Exercise requirements: Write out the lines of the records below as a JSON list of strings, with one string for each line and blank lines omitted.

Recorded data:

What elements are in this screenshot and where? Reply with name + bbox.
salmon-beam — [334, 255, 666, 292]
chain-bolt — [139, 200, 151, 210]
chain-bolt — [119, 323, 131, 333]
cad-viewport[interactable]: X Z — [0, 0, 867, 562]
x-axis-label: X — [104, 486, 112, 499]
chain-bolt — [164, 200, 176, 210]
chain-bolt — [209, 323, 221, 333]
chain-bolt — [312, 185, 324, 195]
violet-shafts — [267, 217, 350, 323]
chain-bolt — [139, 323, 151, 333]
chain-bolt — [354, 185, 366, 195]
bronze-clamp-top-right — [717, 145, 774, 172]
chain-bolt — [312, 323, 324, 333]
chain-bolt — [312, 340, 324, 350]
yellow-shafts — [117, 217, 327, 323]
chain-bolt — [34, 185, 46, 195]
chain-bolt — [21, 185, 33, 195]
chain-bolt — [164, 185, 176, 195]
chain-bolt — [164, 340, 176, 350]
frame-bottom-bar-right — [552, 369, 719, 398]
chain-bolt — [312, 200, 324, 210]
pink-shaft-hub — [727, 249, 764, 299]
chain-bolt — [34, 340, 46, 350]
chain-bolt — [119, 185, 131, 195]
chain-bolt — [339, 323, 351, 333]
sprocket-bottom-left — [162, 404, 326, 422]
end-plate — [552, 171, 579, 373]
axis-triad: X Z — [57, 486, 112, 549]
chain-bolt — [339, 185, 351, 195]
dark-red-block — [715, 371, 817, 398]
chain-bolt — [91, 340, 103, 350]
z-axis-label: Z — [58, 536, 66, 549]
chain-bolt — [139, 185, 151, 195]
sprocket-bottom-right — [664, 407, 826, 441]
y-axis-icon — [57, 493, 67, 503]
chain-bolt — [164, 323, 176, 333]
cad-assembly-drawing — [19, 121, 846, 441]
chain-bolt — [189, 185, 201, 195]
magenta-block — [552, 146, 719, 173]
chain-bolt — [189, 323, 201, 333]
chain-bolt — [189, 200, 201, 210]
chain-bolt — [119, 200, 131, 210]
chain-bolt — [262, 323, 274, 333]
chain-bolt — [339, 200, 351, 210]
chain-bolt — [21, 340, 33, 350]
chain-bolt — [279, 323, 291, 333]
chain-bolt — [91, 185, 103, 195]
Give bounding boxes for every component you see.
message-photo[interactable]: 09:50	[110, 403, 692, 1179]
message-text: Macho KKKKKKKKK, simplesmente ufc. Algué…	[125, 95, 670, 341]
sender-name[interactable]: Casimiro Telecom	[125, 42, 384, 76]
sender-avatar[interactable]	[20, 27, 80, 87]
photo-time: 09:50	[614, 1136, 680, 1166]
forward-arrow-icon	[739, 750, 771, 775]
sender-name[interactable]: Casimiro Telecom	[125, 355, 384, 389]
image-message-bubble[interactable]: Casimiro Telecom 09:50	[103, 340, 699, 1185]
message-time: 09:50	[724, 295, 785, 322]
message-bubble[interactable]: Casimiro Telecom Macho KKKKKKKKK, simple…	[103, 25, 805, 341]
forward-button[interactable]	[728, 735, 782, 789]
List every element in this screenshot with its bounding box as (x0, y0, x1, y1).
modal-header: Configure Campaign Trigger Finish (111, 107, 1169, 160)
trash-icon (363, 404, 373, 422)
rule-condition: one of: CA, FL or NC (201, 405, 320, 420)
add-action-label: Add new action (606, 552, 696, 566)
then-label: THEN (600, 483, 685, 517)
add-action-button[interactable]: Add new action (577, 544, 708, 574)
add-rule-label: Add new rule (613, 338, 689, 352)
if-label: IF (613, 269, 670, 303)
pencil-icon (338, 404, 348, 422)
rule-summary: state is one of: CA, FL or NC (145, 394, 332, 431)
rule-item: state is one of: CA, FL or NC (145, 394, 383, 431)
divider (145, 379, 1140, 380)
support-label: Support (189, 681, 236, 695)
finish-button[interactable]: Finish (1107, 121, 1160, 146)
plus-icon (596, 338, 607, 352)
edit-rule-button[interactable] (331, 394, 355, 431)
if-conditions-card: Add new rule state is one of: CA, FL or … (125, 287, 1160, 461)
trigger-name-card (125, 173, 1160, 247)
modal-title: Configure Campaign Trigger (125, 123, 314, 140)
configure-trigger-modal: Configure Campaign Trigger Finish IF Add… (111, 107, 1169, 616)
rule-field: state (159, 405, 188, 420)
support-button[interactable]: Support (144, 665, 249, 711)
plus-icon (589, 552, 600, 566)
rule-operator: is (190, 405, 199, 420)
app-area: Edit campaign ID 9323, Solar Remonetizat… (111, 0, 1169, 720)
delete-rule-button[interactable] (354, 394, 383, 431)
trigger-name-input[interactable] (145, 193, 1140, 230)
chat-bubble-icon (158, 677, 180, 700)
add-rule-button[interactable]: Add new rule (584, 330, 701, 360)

Solution to this task:
[
  "What elements are in this screenshot and where? Reply with name + bbox.",
  "salmon-beam — [334, 255, 666, 292]",
  "chain-bolt — [139, 200, 151, 210]",
  "chain-bolt — [119, 323, 131, 333]",
  "cad-viewport[interactable]: X Z — [0, 0, 867, 562]",
  "x-axis-label: X — [104, 486, 112, 499]",
  "chain-bolt — [164, 200, 176, 210]",
  "chain-bolt — [209, 323, 221, 333]",
  "chain-bolt — [312, 185, 324, 195]",
  "violet-shafts — [267, 217, 350, 323]",
  "chain-bolt — [139, 323, 151, 333]",
  "chain-bolt — [354, 185, 366, 195]",
  "bronze-clamp-top-right — [717, 145, 774, 172]",
  "chain-bolt — [312, 323, 324, 333]",
  "chain-bolt — [312, 340, 324, 350]",
  "yellow-shafts — [117, 217, 327, 323]",
  "chain-bolt — [34, 185, 46, 195]",
  "chain-bolt — [21, 185, 33, 195]",
  "chain-bolt — [164, 185, 176, 195]",
  "chain-bolt — [164, 340, 176, 350]",
  "frame-bottom-bar-right — [552, 369, 719, 398]",
  "chain-bolt — [312, 200, 324, 210]",
  "pink-shaft-hub — [727, 249, 764, 299]",
  "chain-bolt — [34, 340, 46, 350]",
  "chain-bolt — [119, 185, 131, 195]",
  "chain-bolt — [339, 323, 351, 333]",
  "sprocket-bottom-left — [162, 404, 326, 422]",
  "end-plate — [552, 171, 579, 373]",
  "axis-triad: X Z — [57, 486, 112, 549]",
  "chain-bolt — [339, 185, 351, 195]",
  "dark-red-block — [715, 371, 817, 398]",
  "chain-bolt — [91, 340, 103, 350]",
  "z-axis-label: Z — [58, 536, 66, 549]",
  "chain-bolt — [139, 185, 151, 195]",
  "sprocket-bottom-right — [664, 407, 826, 441]",
  "y-axis-icon — [57, 493, 67, 503]",
  "chain-bolt — [164, 323, 176, 333]",
  "cad-assembly-drawing — [19, 121, 846, 441]",
  "chain-bolt — [189, 185, 201, 195]",
  "magenta-block — [552, 146, 719, 173]",
  "chain-bolt — [189, 323, 201, 333]",
  "chain-bolt — [189, 200, 201, 210]",
  "chain-bolt — [119, 200, 131, 210]",
  "chain-bolt — [262, 323, 274, 333]",
  "chain-bolt — [339, 200, 351, 210]",
  "chain-bolt — [21, 340, 33, 350]",
  "chain-bolt — [279, 323, 291, 333]",
  "chain-bolt — [91, 185, 103, 195]",
  "Give bounding boxes for every component you see.",
  "message-photo[interactable]: 09:50\t[110, 403, 692, 1179]",
  "message-text: Macho KKKKKKKKK, simplesmente ufc. Algué…\t[125, 95, 670, 341]",
  "sender-name[interactable]: Casimiro Telecom\t[125, 42, 384, 76]",
  "sender-avatar[interactable]\t[20, 27, 80, 87]",
  "photo-time: 09:50\t[614, 1136, 680, 1166]",
  "forward-arrow-icon\t[739, 750, 771, 775]",
  "sender-name[interactable]: Casimiro Telecom\t[125, 355, 384, 389]",
  "image-message-bubble[interactable]: Casimiro Telecom 09:50\t[103, 340, 699, 1185]",
  "message-time: 09:50\t[724, 295, 785, 322]",
  "message-bubble[interactable]: Casimiro Telecom Macho KKKKKKKKK, simple…\t[103, 25, 805, 341]",
  "forward-button[interactable]\t[728, 735, 782, 789]",
  "List every element in this screenshot with its bounding box as (x0, y0, x1, y1).",
  "modal-header: Configure Campaign Trigger Finish (111, 107, 1169, 160)",
  "trash-icon (363, 404, 373, 422)",
  "rule-condition: one of: CA, FL or NC (201, 405, 320, 420)",
  "add-action-label: Add new action (606, 552, 696, 566)",
  "then-label: THEN (600, 483, 685, 517)",
  "add-action-button[interactable]: Add new action (577, 544, 708, 574)",
  "add-rule-label: Add new rule (613, 338, 689, 352)",
  "if-label: IF (613, 269, 670, 303)",
  "pencil-icon (338, 404, 348, 422)",
  "rule-summary: state is one of: CA, FL or NC (145, 394, 332, 431)",
  "rule-item: state is one of: CA, FL or NC (145, 394, 383, 431)",
  "divider (145, 379, 1140, 380)",
  "support-label: Support (189, 681, 236, 695)",
  "finish-button[interactable]: Finish (1107, 121, 1160, 146)",
  "plus-icon (596, 338, 607, 352)",
  "edit-rule-button[interactable] (331, 394, 355, 431)",
  "if-conditions-card: Add new rule state is one of: CA, FL or … (125, 287, 1160, 461)",
  "trigger-name-card (125, 173, 1160, 247)",
  "modal-title: Configure Campaign Trigger (125, 123, 314, 140)",
  "configure-trigger-modal: Configure Campaign Trigger Finish IF Add… (111, 107, 1169, 616)",
  "rule-field: state (159, 405, 188, 420)",
  "support-button[interactable]: Support (144, 665, 249, 711)",
  "plus-icon (589, 552, 600, 566)",
  "rule-operator: is (190, 405, 199, 420)",
  "app-area: Edit campaign ID 9323, Solar Remonetizat… (111, 0, 1169, 720)",
  "delete-rule-button[interactable] (354, 394, 383, 431)",
  "trigger-name-input[interactable] (145, 193, 1140, 230)",
  "chat-bubble-icon (158, 677, 180, 700)",
  "add-rule-button[interactable]: Add new rule (584, 330, 701, 360)"
]